Exercise aim:
Every line of the records must be repeated exactly; pictures stay out.

Given entries:
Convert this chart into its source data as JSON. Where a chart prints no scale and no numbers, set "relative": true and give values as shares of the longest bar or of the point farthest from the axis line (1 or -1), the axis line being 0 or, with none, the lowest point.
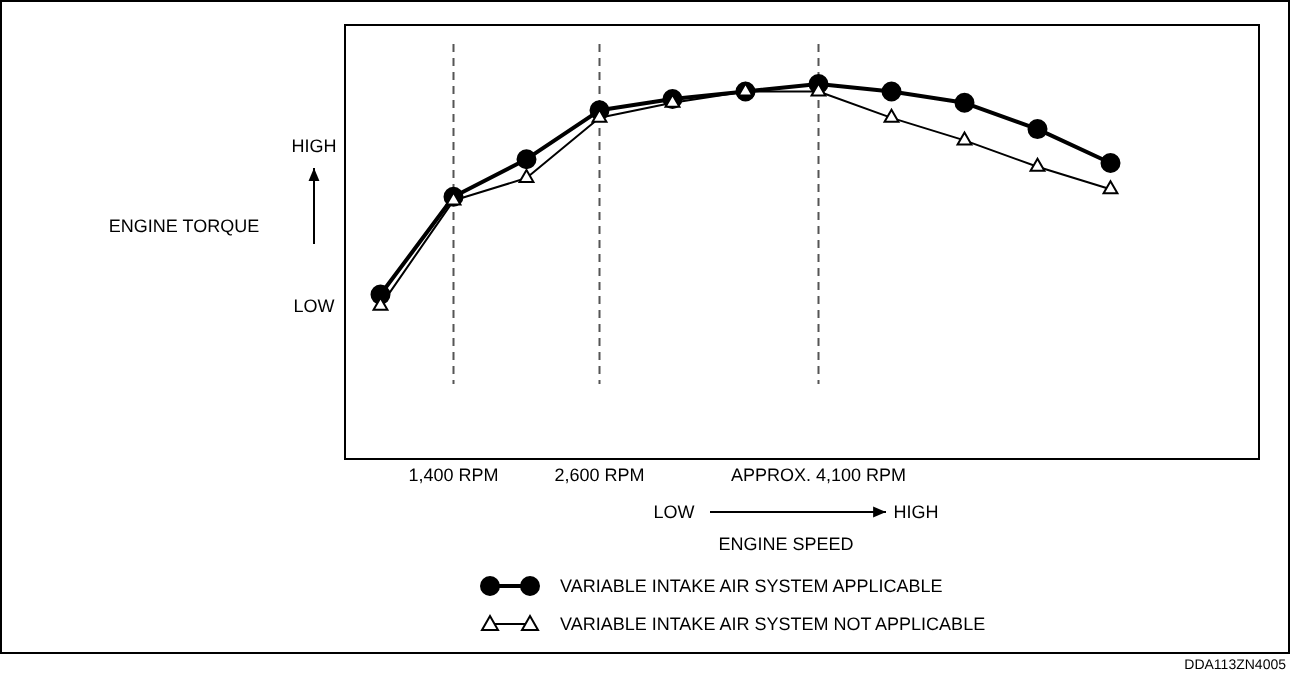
{
  "chart_data": {
    "type": "line",
    "relative": true,
    "xlabel": "ENGINE SPEED",
    "ylabel": "ENGINE TORQUE",
    "categories": [
      null,
      "1,400 RPM",
      null,
      "2,600 RPM",
      null,
      null,
      "APPROX. 4,100 RPM",
      null,
      null,
      null,
      null
    ],
    "series": [
      {
        "name": "VARIABLE INTAKE AIR SYSTEM APPLICABLE",
        "color": "#000000",
        "marker": "circle",
        "values": [
          0.44,
          0.7,
          0.8,
          0.93,
          0.96,
          0.98,
          1,
          0.98,
          0.95,
          0.88,
          0.79
        ]
      },
      {
        "name": "VARIABLE INTAKE AIR SYSTEM NOT APPLICABLE",
        "color": "#000000",
        "marker": "triangle",
        "values": [
          0.41,
          0.69,
          0.75,
          0.91,
          0.95,
          0.98,
          0.98,
          0.91,
          0.85,
          0.78,
          0.72
        ]
      }
    ],
    "ref_lines": [
      {
        "axis": "x",
        "value": "1,400 RPM",
        "color": "#555555",
        "line_style": "dashed"
      },
      {
        "axis": "x",
        "value": "2,600 RPM",
        "color": "#555555",
        "line_style": "dashed"
      },
      {
        "axis": "x",
        "value": "APPROX. 4,100 RPM",
        "color": "#555555",
        "line_style": "dashed"
      }
    ],
    "annotations": [
      "HIGH",
      "LOW",
      "LOW",
      "HIGH",
      "DDA113ZN4005"
    ],
    "legend": "bottom"
  }
}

Output below:
Convert this chart into its source data as JSON. Where a chart prints no scale and no numbers, set "relative": true and give values as shares of the longest bar or of the point farthest from the axis line (1 or -1), the axis line being 0 or, with none, the lowest point.
{
  "chart_data": {
    "type": "line",
    "relative": true,
    "xlabel": "ENGINE SPEED",
    "ylabel": "ENGINE TORQUE",
    "categories": [
      null,
      "1,400 RPM",
      null,
      "2,600 RPM",
      null,
      null,
      "APPROX. 4,100 RPM",
      null,
      null,
      null,
      null
    ],
    "series": [
      {
        "name": "VARIABLE INTAKE AIR SYSTEM APPLICABLE",
        "color": "#000000",
        "marker": "circle",
        "values": [
          0.44,
          0.7,
          0.8,
          0.93,
          0.96,
          0.98,
          1,
          0.98,
          0.95,
          0.88,
          0.79
        ]
      },
      {
        "name": "VARIABLE INTAKE AIR SYSTEM NOT APPLICABLE",
        "color": "#000000",
        "marker": "triangle",
        "values": [
          0.41,
          0.69,
          0.75,
          0.91,
          0.95,
          0.98,
          0.98,
          0.91,
          0.85,
          0.78,
          0.72
        ]
      }
    ],
    "ref_lines": [
      {
        "axis": "x",
        "value": "1,400 RPM",
        "color": "#555555",
        "line_style": "dashed"
      },
      {
        "axis": "x",
        "value": "2,600 RPM",
        "color": "#555555",
        "line_style": "dashed"
      },
      {
        "axis": "x",
        "value": "APPROX. 4,100 RPM",
        "color": "#555555",
        "line_style": "dashed"
      }
    ],
    "annotations": [
      "HIGH",
      "LOW",
      "LOW",
      "HIGH",
      "DDA113ZN4005"
    ],
    "legend": "bottom"
  }
}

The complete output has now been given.